══ Exercise inputs ══

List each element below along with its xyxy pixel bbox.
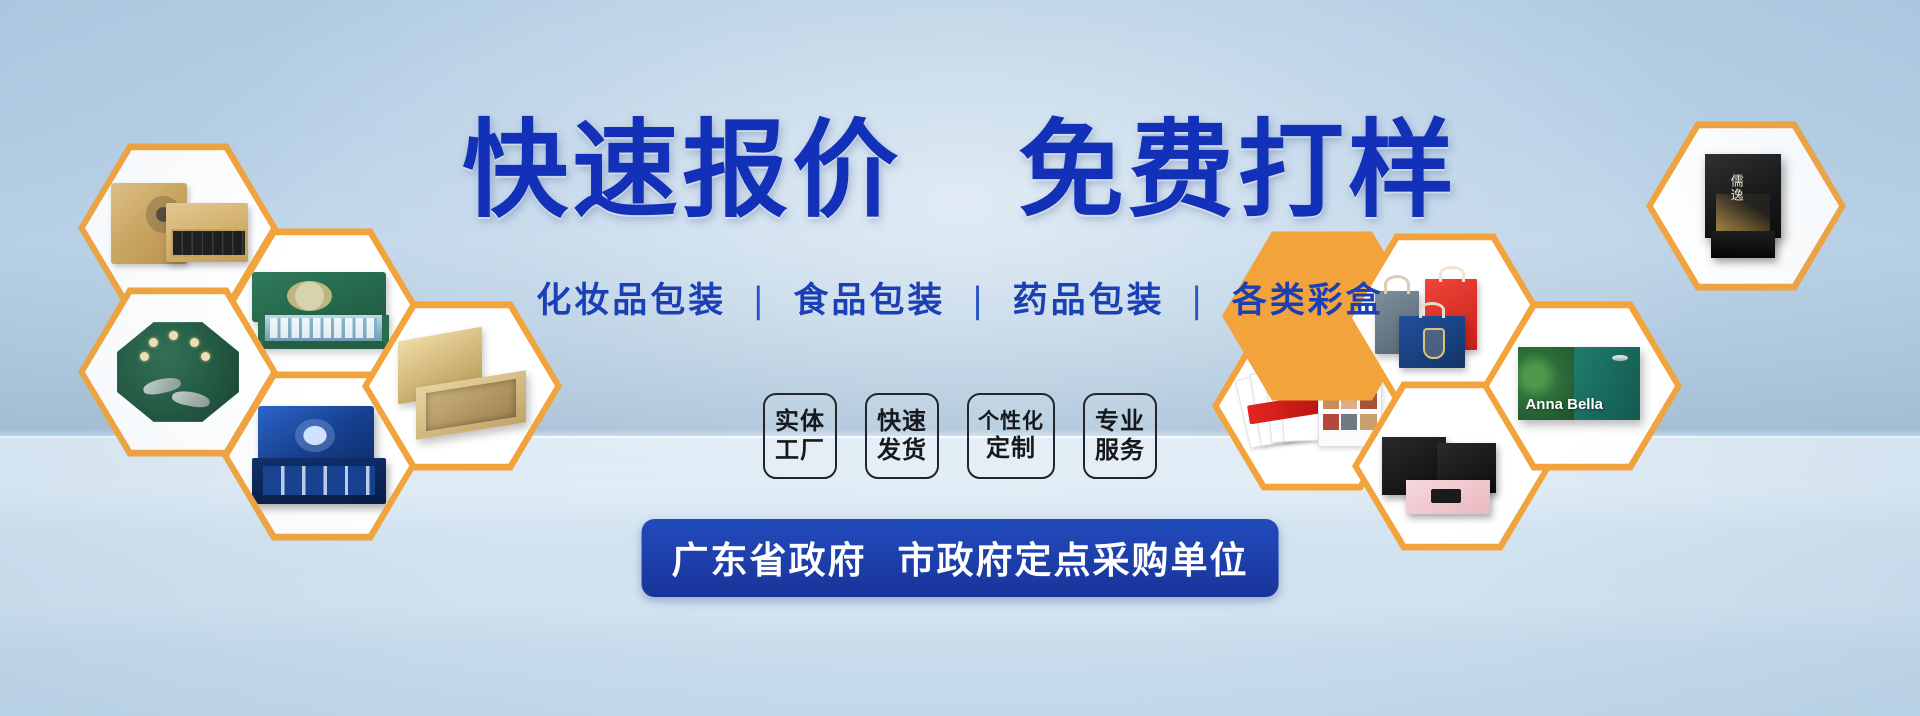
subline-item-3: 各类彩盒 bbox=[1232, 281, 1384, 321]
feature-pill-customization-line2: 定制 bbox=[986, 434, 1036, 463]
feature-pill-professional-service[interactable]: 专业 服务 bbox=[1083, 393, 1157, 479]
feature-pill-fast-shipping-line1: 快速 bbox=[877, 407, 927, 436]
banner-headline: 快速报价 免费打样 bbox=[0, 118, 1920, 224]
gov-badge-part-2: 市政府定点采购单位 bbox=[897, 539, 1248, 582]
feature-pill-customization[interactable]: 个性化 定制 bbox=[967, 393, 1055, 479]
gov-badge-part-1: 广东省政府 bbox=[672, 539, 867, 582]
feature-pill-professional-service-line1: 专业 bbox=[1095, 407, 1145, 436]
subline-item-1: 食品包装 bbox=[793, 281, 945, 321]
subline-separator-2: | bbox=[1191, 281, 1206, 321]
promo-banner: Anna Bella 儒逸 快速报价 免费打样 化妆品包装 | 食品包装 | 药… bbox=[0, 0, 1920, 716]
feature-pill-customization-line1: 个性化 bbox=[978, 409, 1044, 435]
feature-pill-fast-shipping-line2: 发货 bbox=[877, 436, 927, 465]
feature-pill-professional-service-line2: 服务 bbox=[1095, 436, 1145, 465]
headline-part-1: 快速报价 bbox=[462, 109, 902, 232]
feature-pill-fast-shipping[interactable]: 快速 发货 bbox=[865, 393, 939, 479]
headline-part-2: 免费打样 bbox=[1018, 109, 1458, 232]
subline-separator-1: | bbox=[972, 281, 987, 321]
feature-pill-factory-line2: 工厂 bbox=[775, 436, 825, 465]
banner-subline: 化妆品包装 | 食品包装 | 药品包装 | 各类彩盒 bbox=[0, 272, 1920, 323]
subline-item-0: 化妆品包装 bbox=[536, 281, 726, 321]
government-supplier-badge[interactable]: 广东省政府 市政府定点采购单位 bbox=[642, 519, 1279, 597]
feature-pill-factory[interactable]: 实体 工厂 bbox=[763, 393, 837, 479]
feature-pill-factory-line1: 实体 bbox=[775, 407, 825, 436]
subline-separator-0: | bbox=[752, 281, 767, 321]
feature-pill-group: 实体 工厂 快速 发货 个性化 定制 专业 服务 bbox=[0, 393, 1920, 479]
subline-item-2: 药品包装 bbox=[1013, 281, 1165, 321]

═══
══ Exercise inputs ══

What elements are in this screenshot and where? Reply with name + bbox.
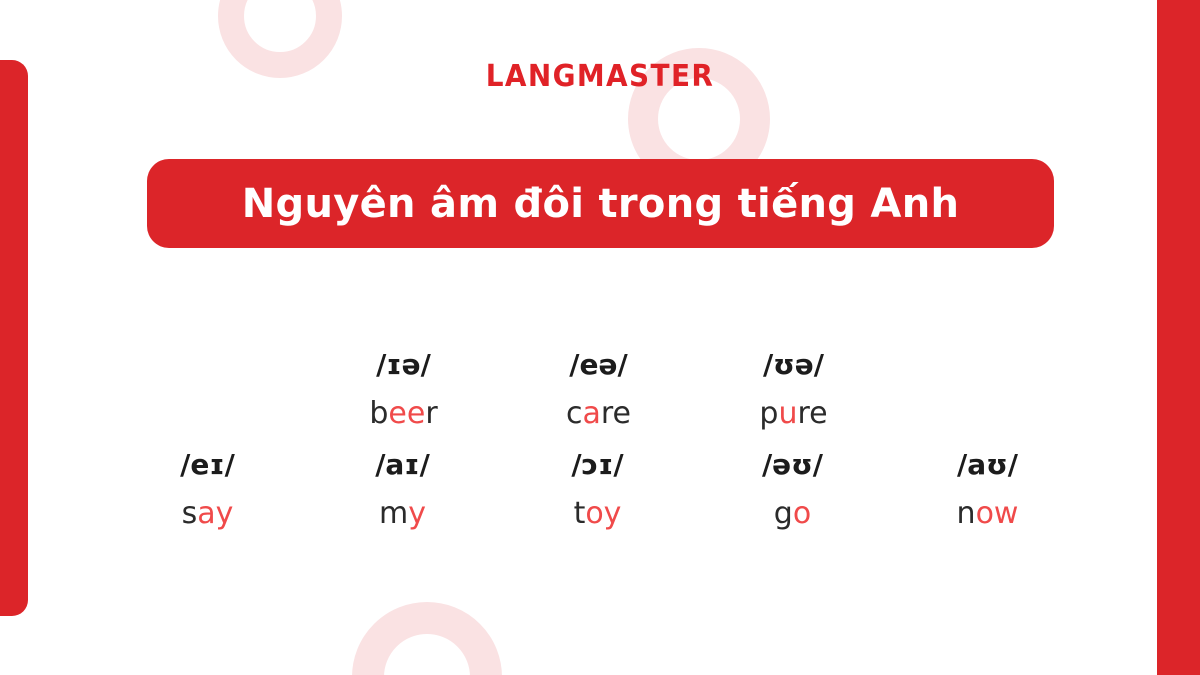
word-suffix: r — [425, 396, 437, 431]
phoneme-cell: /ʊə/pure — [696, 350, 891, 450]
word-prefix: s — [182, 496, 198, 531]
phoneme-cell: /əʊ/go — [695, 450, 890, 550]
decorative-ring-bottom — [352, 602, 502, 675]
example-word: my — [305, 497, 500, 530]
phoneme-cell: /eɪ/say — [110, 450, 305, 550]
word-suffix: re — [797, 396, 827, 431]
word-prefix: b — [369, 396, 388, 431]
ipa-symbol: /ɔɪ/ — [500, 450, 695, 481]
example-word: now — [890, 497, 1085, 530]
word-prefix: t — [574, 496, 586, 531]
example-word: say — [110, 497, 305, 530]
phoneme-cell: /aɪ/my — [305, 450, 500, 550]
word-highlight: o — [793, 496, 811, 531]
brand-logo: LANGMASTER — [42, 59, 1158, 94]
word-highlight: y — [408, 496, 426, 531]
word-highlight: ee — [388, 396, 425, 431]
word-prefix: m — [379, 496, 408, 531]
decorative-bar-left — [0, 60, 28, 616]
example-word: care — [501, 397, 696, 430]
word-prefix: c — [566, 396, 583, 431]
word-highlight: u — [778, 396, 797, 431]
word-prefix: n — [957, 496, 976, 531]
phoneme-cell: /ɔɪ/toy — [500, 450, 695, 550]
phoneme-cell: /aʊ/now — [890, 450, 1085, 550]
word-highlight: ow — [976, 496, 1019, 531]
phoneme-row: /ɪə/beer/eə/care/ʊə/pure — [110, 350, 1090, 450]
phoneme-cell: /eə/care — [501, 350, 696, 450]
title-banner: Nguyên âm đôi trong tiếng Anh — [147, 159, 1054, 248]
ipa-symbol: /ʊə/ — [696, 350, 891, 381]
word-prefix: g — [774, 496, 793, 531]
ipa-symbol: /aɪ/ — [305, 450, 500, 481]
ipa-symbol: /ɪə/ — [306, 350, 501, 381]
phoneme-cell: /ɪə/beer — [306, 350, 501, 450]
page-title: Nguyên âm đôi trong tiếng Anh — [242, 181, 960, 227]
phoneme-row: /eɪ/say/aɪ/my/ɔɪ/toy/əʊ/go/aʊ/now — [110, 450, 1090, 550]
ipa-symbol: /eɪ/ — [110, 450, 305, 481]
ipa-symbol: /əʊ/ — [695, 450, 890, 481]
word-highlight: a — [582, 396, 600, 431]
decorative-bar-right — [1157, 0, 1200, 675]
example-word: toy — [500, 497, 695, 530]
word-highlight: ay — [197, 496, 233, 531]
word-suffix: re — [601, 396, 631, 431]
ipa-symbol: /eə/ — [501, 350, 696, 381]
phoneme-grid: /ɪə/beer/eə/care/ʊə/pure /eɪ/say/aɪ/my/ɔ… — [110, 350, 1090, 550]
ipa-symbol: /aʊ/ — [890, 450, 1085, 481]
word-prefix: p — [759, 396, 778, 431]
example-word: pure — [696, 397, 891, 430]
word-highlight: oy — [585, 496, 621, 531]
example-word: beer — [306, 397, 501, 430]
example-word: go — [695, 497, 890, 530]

═══
══ Exercise inputs ══

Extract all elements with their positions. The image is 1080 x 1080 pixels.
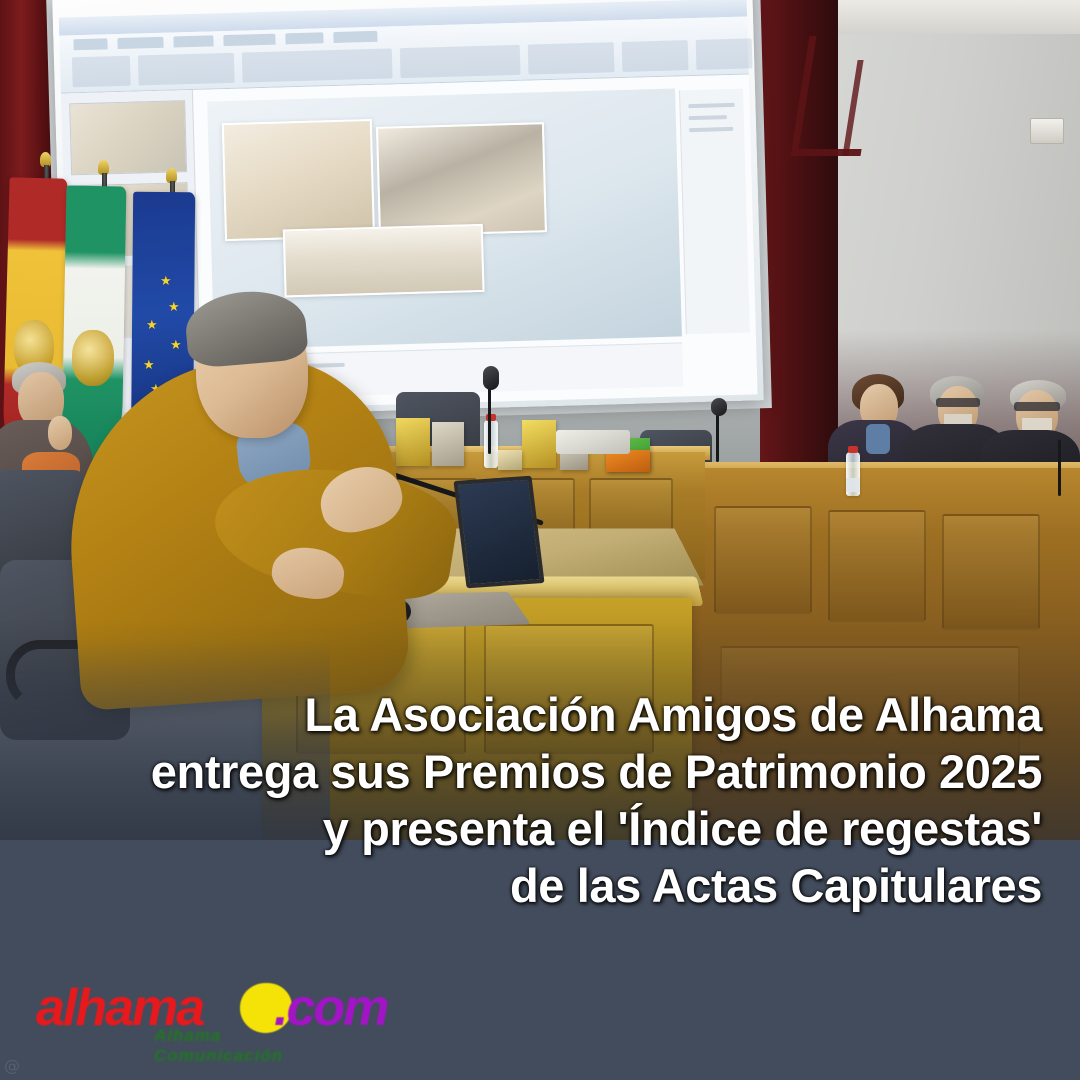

═══

**Directions for this task:** Format everything in the listing from the line containing "List each element" down to the line containing "feature-pill-fast-shipping-line1: 快速 bbox=[877, 407, 927, 436]" as a Markdown table with the columns Row and Line, numbering each row and skipping blank lines. Leave the pictures out of the table.

**Answer to this task:**
| Row | Line |
|---|---|
| 1 | List each element below along with its xyxy pixel bbox. |
| 2 | subline-item-3: 各类彩盒 bbox=[1232, 281, 1384, 321] |
| 3 | feature-pill-customization-line2: 定制 bbox=[986, 434, 1036, 463] |
| 4 | feature-pill-professional-service[interactable]: 专业 服务 bbox=[1083, 393, 1157, 479] |
| 5 | feature-pill-fast-shipping-line1: 快速 bbox=[877, 407, 927, 436] |